John Keenan 

Soundtracks of my tears: how movie music sets a mood and sums up an era

John Keenan: Whether it's Chuck Berry in Pulp Fiction or Coldplay in Linklater's Boyhood, film soundtracks have the power to live long in the memory. So which movie mix does it for you?
  
  

Boyhood
Musical journey ... Boyhood. Photograph: AP/IFC Films Photograph: AP/IFC Films

I blame Nick Hornby. In High Fidelity, a tale of mix-tapes and tangled relationships, the soundtrack as semiotic signifier reached a high-water mark. Movie directors now like to think that each significant moment in a character's life can be encapsulated with a few bars of a song that happened to be climbing the charts in the period concerned.

Back in the early 70s, however, American Graffiti set the template for the use of music in the bildungsroman movie and did so beautifully, as kids cruised the streets of Modesto, California, with the radios blaring. Thank God, it was set in 1962, so we are treated to Fats Domino, Buddy Holly and the Big Bopper. Richard Linklater's Dazed and Confused, in contrast, served up the turgid work of Aerosmith, Deep Purple and Alice Cooper. Linklater's Boyhood promises us a journey that spans the years between Coldplay's Yellow and Arcade Fire's Deep Blue. But do any of us actually know when this was?

════════════════════

**Directions for this task:**
Answer these questions from the article about movie soundtracks:
1. Which band does the opening summary associate with Linklater's Boyhood?
2. In which book does the soundtrack as semiotic signifier reach a high-water mark?
3. In what year is American Graffiti set?
Rely solely on the article about movie soundtracks for your responses.

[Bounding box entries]
════════════════════

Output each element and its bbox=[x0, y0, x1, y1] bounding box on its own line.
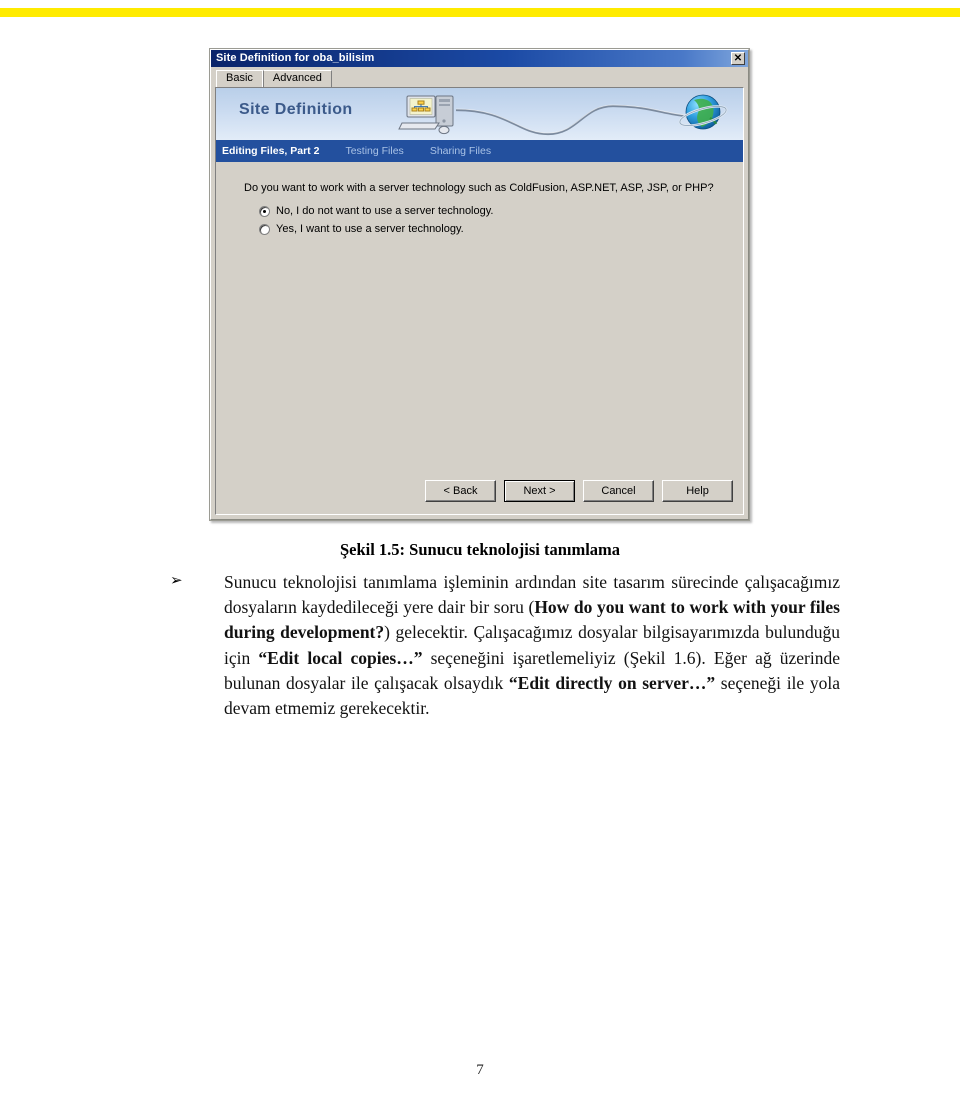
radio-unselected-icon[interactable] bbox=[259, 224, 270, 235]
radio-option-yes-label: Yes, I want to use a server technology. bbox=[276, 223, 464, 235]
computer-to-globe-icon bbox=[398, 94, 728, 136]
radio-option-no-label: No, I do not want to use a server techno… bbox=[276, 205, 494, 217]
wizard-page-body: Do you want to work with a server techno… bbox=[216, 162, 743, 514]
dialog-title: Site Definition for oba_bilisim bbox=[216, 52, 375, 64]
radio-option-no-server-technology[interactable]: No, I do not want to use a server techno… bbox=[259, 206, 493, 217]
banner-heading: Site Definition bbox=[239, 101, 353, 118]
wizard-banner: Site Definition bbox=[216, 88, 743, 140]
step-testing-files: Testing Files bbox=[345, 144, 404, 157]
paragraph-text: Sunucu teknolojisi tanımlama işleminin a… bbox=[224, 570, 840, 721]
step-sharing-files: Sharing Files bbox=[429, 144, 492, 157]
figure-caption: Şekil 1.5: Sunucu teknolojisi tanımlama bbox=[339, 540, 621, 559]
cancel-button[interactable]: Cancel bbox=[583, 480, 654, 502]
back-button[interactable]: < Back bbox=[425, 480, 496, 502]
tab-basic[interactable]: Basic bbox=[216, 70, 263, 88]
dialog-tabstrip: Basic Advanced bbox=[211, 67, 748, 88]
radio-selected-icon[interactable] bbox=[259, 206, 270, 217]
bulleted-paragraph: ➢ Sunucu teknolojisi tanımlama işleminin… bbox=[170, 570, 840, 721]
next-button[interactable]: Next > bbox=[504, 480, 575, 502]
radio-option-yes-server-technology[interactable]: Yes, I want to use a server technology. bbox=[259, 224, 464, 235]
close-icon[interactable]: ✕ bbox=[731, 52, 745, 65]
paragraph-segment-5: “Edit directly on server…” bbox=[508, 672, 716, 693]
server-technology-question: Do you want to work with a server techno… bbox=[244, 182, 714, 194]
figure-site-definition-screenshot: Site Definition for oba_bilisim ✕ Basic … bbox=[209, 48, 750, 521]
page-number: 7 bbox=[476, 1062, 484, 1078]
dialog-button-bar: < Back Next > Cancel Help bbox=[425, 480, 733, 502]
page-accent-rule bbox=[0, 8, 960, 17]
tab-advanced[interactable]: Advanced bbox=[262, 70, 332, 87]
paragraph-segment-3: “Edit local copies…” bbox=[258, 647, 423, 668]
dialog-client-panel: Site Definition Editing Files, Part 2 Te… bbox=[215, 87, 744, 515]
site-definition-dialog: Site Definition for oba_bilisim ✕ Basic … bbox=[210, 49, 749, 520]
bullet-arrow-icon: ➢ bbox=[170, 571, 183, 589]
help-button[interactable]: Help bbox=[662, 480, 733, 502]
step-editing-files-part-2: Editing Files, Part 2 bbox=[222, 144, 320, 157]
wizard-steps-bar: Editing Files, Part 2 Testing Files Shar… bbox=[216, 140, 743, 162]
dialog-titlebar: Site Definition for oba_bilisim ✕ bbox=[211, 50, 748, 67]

════════════════════

**Solution:**
1. Coldplay
2. High Fidelity
3. 1962